§ Problem
Give only the number of lines that include the string "this".

▽

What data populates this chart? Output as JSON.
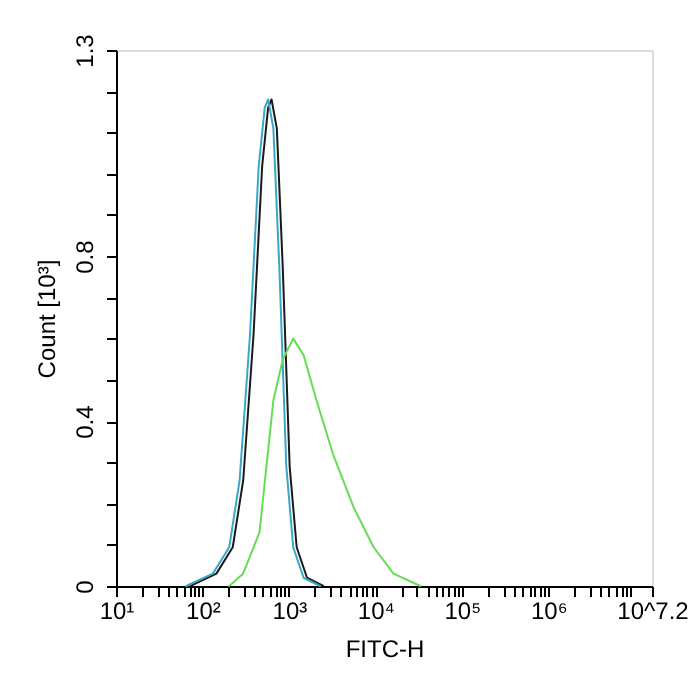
{
  "chart_data": {
    "type": "line",
    "xlabel": "FITC-H",
    "ylabel": "Count [10³]",
    "log": "x",
    "grid": false,
    "legend": false,
    "marker": "none",
    "line_style": "solid",
    "xlim": [
      10,
      15848931.92
    ],
    "ylim": [
      0,
      1.3
    ],
    "xticks": [
      {
        "value": 10,
        "label": "10¹"
      },
      {
        "value": 100,
        "label": "10²"
      },
      {
        "value": 1000,
        "label": "10³"
      },
      {
        "value": 10000,
        "label": "10⁴"
      },
      {
        "value": 100000,
        "label": "10⁵"
      },
      {
        "value": 1000000,
        "label": "10⁶"
      },
      {
        "value": 15848931.92,
        "label": "10^7.2"
      },
      {
        "value": 20,
        "label": null
      },
      {
        "value": 30,
        "label": null
      },
      {
        "value": 40,
        "label": null
      },
      {
        "value": 50,
        "label": null
      },
      {
        "value": 60,
        "label": null
      },
      {
        "value": 70,
        "label": null
      },
      {
        "value": 80,
        "label": null
      },
      {
        "value": 90,
        "label": null
      },
      {
        "value": 200,
        "label": null
      },
      {
        "value": 300,
        "label": null
      },
      {
        "value": 400,
        "label": null
      },
      {
        "value": 500,
        "label": null
      },
      {
        "value": 600,
        "label": null
      },
      {
        "value": 700,
        "label": null
      },
      {
        "value": 800,
        "label": null
      },
      {
        "value": 900,
        "label": null
      },
      {
        "value": 2000,
        "label": null
      },
      {
        "value": 3000,
        "label": null
      },
      {
        "value": 4000,
        "label": null
      },
      {
        "value": 5000,
        "label": null
      },
      {
        "value": 6000,
        "label": null
      },
      {
        "value": 7000,
        "label": null
      },
      {
        "value": 8000,
        "label": null
      },
      {
        "value": 9000,
        "label": null
      },
      {
        "value": 20000,
        "label": null
      },
      {
        "value": 30000,
        "label": null
      },
      {
        "value": 40000,
        "label": null
      },
      {
        "value": 50000,
        "label": null
      },
      {
        "value": 60000,
        "label": null
      },
      {
        "value": 70000,
        "label": null
      },
      {
        "value": 80000,
        "label": null
      },
      {
        "value": 90000,
        "label": null
      },
      {
        "value": 200000,
        "label": null
      },
      {
        "value": 300000,
        "label": null
      },
      {
        "value": 400000,
        "label": null
      },
      {
        "value": 500000,
        "label": null
      },
      {
        "value": 600000,
        "label": null
      },
      {
        "value": 700000,
        "label": null
      },
      {
        "value": 800000,
        "label": null
      },
      {
        "value": 900000,
        "label": null
      },
      {
        "value": 2000000,
        "label": null
      },
      {
        "value": 3000000,
        "label": null
      },
      {
        "value": 4000000,
        "label": null
      },
      {
        "value": 5000000,
        "label": null
      },
      {
        "value": 6000000,
        "label": null
      },
      {
        "value": 7000000,
        "label": null
      },
      {
        "value": 8000000,
        "label": null
      },
      {
        "value": 9000000,
        "label": null
      }
    ],
    "yticks": [
      0,
      0.4,
      0.8,
      1.3,
      {
        "value": 0.1,
        "label": null
      },
      {
        "value": 0.2,
        "label": null
      },
      {
        "value": 0.3,
        "label": null
      },
      {
        "value": 0.5,
        "label": null
      },
      {
        "value": 0.6,
        "label": null
      },
      {
        "value": 0.7,
        "label": null
      },
      {
        "value": 0.9,
        "label": null
      },
      {
        "value": 1.0,
        "label": null
      },
      {
        "value": 1.1,
        "label": null
      },
      {
        "value": 1.2,
        "label": null
      }
    ],
    "series": [
      {
        "color": "#1a1a1a",
        "x": [
          72,
          145,
          224,
          296,
          390,
          490,
          575,
          630,
          725,
          850,
          1020,
          1230,
          1620,
          2500
        ],
        "values": [
          0,
          0.03,
          0.094,
          0.256,
          0.61,
          1.017,
          1.16,
          1.18,
          1.11,
          0.77,
          0.29,
          0.094,
          0.02,
          0
        ]
      },
      {
        "color": "#3aa6c8",
        "x": [
          65,
          132,
          204,
          269,
          355,
          447,
          525,
          575,
          661,
          776,
          933,
          1122,
          1479,
          2291
        ],
        "values": [
          0,
          0.03,
          0.094,
          0.256,
          0.61,
          1.017,
          1.16,
          1.18,
          1.11,
          0.77,
          0.29,
          0.094,
          0.02,
          0
        ]
      },
      {
        "color": "#66dd55",
        "x": [
          204,
          295,
          457,
          661,
          851,
          1122,
          1479,
          2089,
          3236,
          5623,
          9550,
          16218,
          33113
        ],
        "values": [
          0,
          0.03,
          0.13,
          0.45,
          0.55,
          0.6,
          0.56,
          0.45,
          0.32,
          0.19,
          0.094,
          0.03,
          0
        ]
      }
    ]
  }
}
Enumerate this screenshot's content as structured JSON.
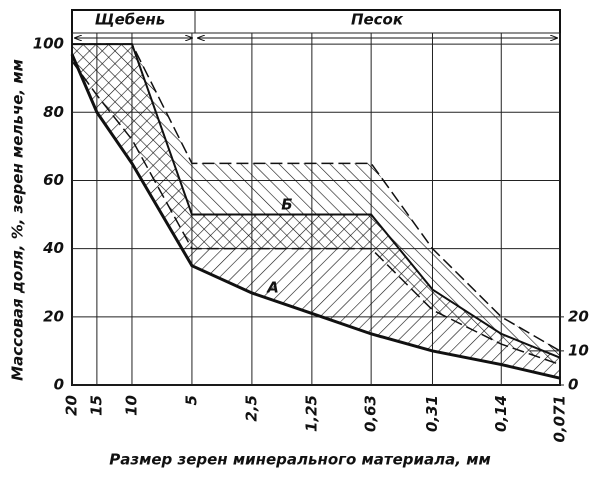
{
  "chart_data": {
    "type": "band",
    "sections": [
      "Щебень",
      "Песок"
    ],
    "xlabel": "Размер зерен минерального материала, мм",
    "ylabel": "Массовая доля, %, зерен мельче, мм",
    "annotations": [
      "А",
      "Б"
    ],
    "x": [
      20,
      15,
      10,
      5,
      2.5,
      1.25,
      0.63,
      0.31,
      0.14,
      0.071
    ],
    "xlim": [
      20,
      0.071
    ],
    "xscale": "log",
    "xticks": [
      20,
      15,
      10,
      5,
      {
        "value": 2.5,
        "label": "2,5"
      },
      {
        "value": 1.25,
        "label": "1,25"
      },
      {
        "value": 0.63,
        "label": "0,63"
      },
      {
        "value": 0.31,
        "label": "0,31"
      },
      {
        "value": 0.14,
        "label": "0,14"
      },
      {
        "value": 0.071,
        "label": "0,071"
      }
    ],
    "ylim": [
      0,
      110
    ],
    "yticks": [
      0,
      20,
      40,
      60,
      80,
      100
    ],
    "y2lim": [
      0,
      110
    ],
    "y2ticks": [
      0,
      10,
      20
    ],
    "grid": true,
    "series": [
      {
        "color": "#111111",
        "dashed": false,
        "values": [
          97,
          80,
          65,
          35,
          27,
          21,
          15,
          10,
          6,
          2
        ]
      },
      {
        "color": "#111111",
        "dashed": false,
        "values": [
          100,
          100,
          100,
          50,
          50,
          50,
          50,
          28,
          15,
          8
        ]
      },
      {
        "color": "#111111",
        "dashed": true,
        "values": [
          95,
          85,
          72,
          40,
          40,
          40,
          40,
          22,
          12,
          6
        ]
      },
      {
        "color": "#111111",
        "dashed": true,
        "values": [
          100,
          100,
          100,
          65,
          65,
          65,
          65,
          40,
          20,
          10
        ]
      }
    ],
    "zones": [
      {
        "lower": 0,
        "upper": 1,
        "hatch": "hatchA"
      },
      {
        "lower": 2,
        "upper": 3,
        "hatch": "hatchB"
      }
    ]
  }
}
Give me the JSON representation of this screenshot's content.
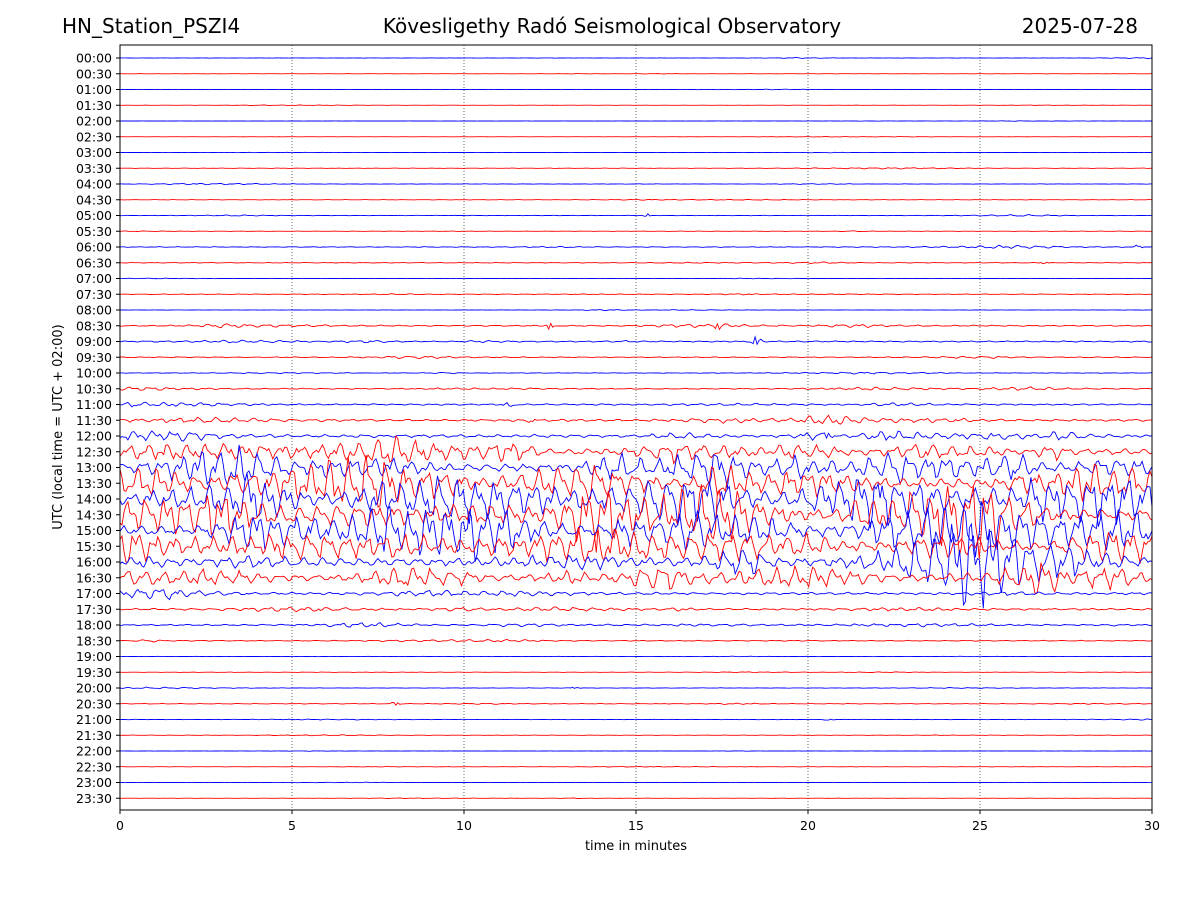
{
  "header": {
    "station": "HN_Station_PSZI4",
    "observatory": "Kövesligethy Radó Seismological Observatory",
    "date": "2025-07-28"
  },
  "colors": {
    "trace_a": "#0000ff",
    "trace_b": "#ff0000"
  },
  "chart_data": {
    "type": "line",
    "xlabel": "time in minutes",
    "ylabel": "UTC (local time = UTC + 02:00)",
    "xlim": [
      0,
      30
    ],
    "xticks": [
      0,
      5,
      10,
      15,
      20,
      25,
      30
    ],
    "grid": "vertical dotted at x ticks",
    "rows": [
      "00:00",
      "00:30",
      "01:00",
      "01:30",
      "02:00",
      "02:30",
      "03:00",
      "03:30",
      "04:00",
      "04:30",
      "05:00",
      "05:30",
      "06:00",
      "06:30",
      "07:00",
      "07:30",
      "08:00",
      "08:30",
      "09:00",
      "09:30",
      "10:00",
      "10:30",
      "11:00",
      "11:30",
      "12:00",
      "12:30",
      "13:00",
      "13:30",
      "14:00",
      "14:30",
      "15:00",
      "15:30",
      "16:00",
      "16:30",
      "17:00",
      "17:30",
      "18:00",
      "18:30",
      "19:00",
      "19:30",
      "20:00",
      "20:30",
      "21:00",
      "21:30",
      "22:00",
      "22:30",
      "23:00",
      "23:30"
    ],
    "row_colors": [
      "blue",
      "red"
    ],
    "activity": [
      0.08,
      0.05,
      0.05,
      0.05,
      0.04,
      0.04,
      0.05,
      0.08,
      0.1,
      0.08,
      0.12,
      0.08,
      0.18,
      0.12,
      0.06,
      0.12,
      0.08,
      0.28,
      0.3,
      0.22,
      0.14,
      0.25,
      0.35,
      0.55,
      0.75,
      1.5,
      1.9,
      2.3,
      2.5,
      2.6,
      2.6,
      2.3,
      1.9,
      1.6,
      0.6,
      0.45,
      0.35,
      0.2,
      0.08,
      0.08,
      0.12,
      0.12,
      0.1,
      0.08,
      0.05,
      0.06,
      0.05,
      0.05
    ],
    "events": [
      {
        "row": "05:00",
        "x": 15.3,
        "amp": 0.5
      },
      {
        "row": "06:00",
        "x": 29.6,
        "amp": 0.5
      },
      {
        "row": "06:30",
        "x": 26.9,
        "amp": 0.4
      },
      {
        "row": "08:30",
        "x": 12.5,
        "amp": 0.9
      },
      {
        "row": "08:30",
        "x": 17.4,
        "amp": 1.0
      },
      {
        "row": "09:00",
        "x": 18.5,
        "amp": 1.6
      },
      {
        "row": "11:00",
        "x": 11.3,
        "amp": 1.2
      },
      {
        "row": "11:30",
        "x": 11.9,
        "amp": 1.2
      },
      {
        "row": "12:00",
        "x": 20.5,
        "amp": 1.4
      },
      {
        "row": "17:00",
        "x": 1.5,
        "amp": 1.1
      },
      {
        "row": "18:00",
        "x": 28.8,
        "amp": 0.5
      },
      {
        "row": "20:00",
        "x": 13.2,
        "amp": 0.5
      },
      {
        "row": "20:30",
        "x": 8.0,
        "amp": 0.4
      },
      {
        "row": "21:00",
        "x": 20.6,
        "amp": 0.4
      }
    ]
  }
}
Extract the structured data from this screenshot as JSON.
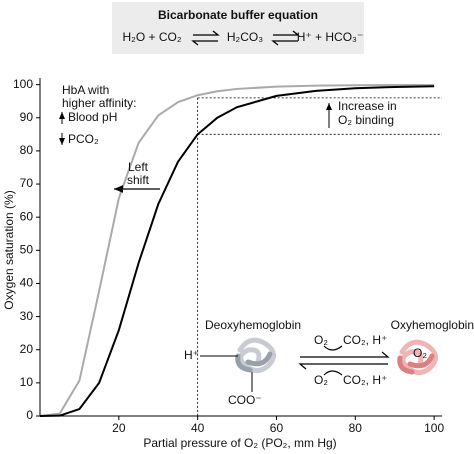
{
  "chart_data": {
    "type": "line",
    "title": "Bicarbonate buffer equation",
    "equation": [
      "H₂O + CO₂",
      "H₂CO₃",
      "H⁺ + HCO₃⁻"
    ],
    "x_label": "Partial pressure of O₂ (PO₂, mm Hg)",
    "y_label": "Oxygen saturation (%)",
    "x": [
      0,
      5,
      10,
      15,
      20,
      25,
      30,
      35,
      40,
      45,
      50,
      60,
      70,
      80,
      90,
      100
    ],
    "series": [
      {
        "color": "#aaaaaa",
        "values": [
          0,
          0.7,
          10.7,
          37.7,
          65.7,
          82.4,
          90.7,
          94.7,
          96.8,
          98.0,
          98.7,
          99.4,
          99.7,
          99.8,
          99.9,
          99.9
        ]
      },
      {
        "color": "#000000",
        "values": [
          0,
          0.1,
          2.1,
          10.0,
          25.9,
          46.1,
          63.9,
          76.7,
          85.0,
          90.0,
          93.2,
          96.6,
          98.1,
          98.9,
          99.3,
          99.5
        ]
      }
    ],
    "xlim": [
      0,
      102
    ],
    "ylim": [
      0,
      102
    ],
    "xticks": [
      20,
      40,
      60,
      80,
      100
    ],
    "yticks": [
      0,
      10,
      20,
      30,
      40,
      50,
      60,
      70,
      80,
      90,
      100
    ],
    "reference_lines": {
      "x": 40,
      "y": [
        96,
        85
      ]
    },
    "annotations": {
      "affinity": [
        "HbA with",
        "higher affinity:"
      ],
      "blood_ph": "Blood pH",
      "pco2": "PCO₂",
      "left_shift": [
        "Left",
        "shift"
      ],
      "increase": [
        "Increase in",
        "O₂ binding"
      ],
      "deoxy": "Deoxyhemoglobin",
      "oxy": "Oxyhemoglobin",
      "h_plus": "H⁺",
      "coo": "COO⁻",
      "oxy_o2": "O₂",
      "o2_top": "O₂",
      "co2_top": "CO₂, H⁺",
      "o2_bottom": "O₂",
      "co2_bottom": "CO₂, H⁺"
    }
  }
}
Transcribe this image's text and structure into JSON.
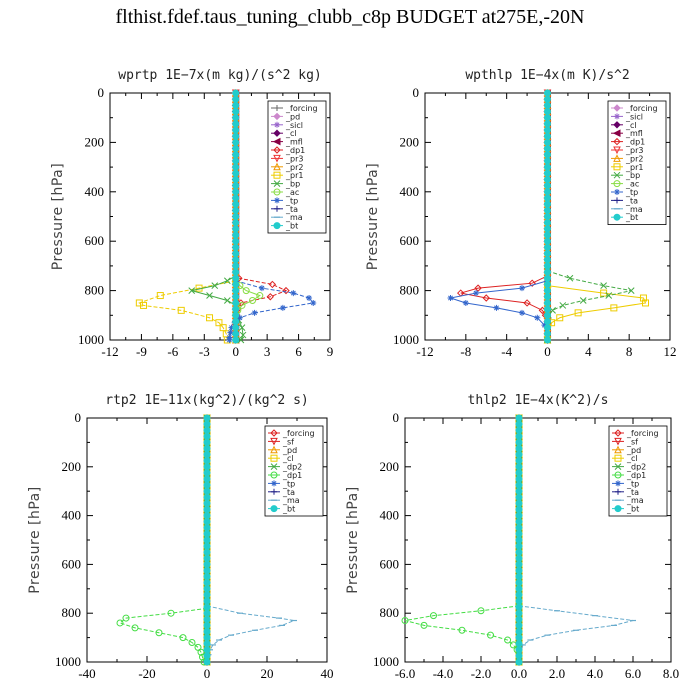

△

§ Exercise solution
5